— start Task inputs —

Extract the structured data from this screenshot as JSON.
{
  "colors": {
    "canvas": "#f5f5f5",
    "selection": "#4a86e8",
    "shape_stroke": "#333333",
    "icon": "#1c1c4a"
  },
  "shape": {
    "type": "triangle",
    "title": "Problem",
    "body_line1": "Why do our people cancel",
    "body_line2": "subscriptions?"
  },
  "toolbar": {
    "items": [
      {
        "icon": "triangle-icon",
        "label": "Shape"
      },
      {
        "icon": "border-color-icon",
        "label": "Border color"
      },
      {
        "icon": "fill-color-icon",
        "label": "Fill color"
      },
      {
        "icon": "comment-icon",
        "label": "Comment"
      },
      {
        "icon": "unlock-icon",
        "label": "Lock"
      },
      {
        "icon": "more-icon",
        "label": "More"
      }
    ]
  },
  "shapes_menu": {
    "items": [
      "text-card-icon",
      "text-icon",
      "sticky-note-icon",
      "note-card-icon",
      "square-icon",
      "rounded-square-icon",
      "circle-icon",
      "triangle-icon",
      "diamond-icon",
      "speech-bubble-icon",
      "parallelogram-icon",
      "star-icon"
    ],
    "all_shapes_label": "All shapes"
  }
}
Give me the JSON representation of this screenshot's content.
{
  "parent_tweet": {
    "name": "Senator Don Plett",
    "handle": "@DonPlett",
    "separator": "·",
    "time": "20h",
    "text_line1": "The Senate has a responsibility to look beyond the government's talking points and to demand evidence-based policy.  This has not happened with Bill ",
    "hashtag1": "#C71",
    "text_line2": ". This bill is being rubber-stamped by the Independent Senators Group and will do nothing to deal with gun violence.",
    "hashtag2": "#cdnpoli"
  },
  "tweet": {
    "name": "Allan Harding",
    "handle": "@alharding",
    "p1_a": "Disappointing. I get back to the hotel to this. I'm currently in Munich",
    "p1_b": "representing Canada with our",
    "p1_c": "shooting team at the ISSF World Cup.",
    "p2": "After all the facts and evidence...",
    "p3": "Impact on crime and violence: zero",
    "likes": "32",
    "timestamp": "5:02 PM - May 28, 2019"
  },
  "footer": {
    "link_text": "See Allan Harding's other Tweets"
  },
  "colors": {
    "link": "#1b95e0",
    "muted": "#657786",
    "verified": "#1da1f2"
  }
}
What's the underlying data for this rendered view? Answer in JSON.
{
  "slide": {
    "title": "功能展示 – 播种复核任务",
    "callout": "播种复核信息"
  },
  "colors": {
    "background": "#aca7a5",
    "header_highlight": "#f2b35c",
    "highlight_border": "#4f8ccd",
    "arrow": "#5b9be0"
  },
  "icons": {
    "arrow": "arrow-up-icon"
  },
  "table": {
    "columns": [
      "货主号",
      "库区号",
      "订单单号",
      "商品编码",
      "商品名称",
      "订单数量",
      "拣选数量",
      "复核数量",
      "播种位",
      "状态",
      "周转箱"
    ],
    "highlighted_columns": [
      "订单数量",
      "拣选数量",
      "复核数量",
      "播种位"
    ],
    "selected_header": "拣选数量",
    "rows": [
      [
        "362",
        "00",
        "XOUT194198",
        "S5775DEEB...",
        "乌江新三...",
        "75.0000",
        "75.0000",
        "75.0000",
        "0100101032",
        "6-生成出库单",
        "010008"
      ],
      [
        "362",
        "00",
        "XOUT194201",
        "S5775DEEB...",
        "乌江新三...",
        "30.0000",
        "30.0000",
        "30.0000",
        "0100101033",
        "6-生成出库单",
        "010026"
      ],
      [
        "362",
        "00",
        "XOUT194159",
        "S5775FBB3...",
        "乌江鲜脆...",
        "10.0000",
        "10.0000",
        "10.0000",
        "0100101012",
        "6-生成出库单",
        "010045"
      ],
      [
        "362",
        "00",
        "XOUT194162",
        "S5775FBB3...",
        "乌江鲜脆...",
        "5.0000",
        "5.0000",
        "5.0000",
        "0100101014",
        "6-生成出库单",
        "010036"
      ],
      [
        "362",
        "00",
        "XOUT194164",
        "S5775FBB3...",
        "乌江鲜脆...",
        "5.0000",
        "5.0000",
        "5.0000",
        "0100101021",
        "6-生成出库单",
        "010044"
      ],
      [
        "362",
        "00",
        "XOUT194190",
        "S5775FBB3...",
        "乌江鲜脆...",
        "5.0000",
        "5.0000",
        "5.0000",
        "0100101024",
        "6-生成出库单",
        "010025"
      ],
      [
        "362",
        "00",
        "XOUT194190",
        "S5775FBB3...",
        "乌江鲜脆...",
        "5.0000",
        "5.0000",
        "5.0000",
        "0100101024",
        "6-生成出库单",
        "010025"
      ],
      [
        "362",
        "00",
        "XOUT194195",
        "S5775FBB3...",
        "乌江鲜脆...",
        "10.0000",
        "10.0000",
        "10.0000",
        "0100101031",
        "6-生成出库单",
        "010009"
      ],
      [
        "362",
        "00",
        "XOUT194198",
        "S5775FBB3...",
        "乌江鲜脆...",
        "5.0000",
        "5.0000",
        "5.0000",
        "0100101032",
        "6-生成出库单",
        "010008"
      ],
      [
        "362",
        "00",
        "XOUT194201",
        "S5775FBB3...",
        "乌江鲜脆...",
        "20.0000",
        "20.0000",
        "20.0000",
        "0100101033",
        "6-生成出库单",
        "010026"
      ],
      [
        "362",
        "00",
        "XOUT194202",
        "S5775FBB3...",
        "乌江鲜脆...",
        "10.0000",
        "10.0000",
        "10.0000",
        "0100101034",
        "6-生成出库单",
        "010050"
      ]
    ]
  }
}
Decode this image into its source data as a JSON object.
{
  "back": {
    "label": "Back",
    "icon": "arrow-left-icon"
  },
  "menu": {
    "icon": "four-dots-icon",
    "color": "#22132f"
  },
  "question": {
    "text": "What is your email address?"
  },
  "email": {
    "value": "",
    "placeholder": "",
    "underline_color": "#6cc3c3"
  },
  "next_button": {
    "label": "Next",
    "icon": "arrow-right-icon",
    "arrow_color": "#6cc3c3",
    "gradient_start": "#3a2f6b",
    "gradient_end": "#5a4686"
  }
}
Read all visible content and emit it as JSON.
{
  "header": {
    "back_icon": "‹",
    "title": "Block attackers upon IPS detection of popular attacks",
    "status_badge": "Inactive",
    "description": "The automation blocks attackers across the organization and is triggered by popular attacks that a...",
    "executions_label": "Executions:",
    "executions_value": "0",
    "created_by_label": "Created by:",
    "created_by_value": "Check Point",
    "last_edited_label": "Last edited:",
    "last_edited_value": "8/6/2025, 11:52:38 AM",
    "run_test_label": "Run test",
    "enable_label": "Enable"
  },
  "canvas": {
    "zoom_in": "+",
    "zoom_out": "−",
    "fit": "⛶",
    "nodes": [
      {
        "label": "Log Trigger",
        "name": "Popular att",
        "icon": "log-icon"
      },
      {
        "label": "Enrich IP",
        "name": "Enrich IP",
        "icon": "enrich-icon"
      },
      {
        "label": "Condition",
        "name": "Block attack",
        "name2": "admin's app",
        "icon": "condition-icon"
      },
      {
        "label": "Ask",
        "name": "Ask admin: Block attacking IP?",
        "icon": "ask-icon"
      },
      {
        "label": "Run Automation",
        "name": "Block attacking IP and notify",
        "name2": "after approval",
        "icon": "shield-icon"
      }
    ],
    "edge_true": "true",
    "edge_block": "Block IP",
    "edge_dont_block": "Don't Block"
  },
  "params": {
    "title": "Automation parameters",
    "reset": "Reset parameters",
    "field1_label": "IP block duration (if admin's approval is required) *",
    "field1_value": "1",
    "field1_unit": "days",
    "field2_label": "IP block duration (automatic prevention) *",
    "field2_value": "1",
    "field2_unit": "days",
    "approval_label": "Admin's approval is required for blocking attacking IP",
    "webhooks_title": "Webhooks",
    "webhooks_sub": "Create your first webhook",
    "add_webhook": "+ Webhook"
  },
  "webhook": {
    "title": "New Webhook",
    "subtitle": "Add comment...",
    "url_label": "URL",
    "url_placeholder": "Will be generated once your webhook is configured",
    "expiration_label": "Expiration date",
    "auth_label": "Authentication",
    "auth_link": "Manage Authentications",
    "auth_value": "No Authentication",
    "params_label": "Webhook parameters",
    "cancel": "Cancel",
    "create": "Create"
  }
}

— end Task inputs —

Set exercise> Go through the listing above and list every line that has the word "violence".

Solution for this problem>
    "text_line2": ". This bill is being rubber-stamped by the Independent Senators Group and will do nothing to deal with gun violence.",
    "p3": "Impact on crime and violence: zero",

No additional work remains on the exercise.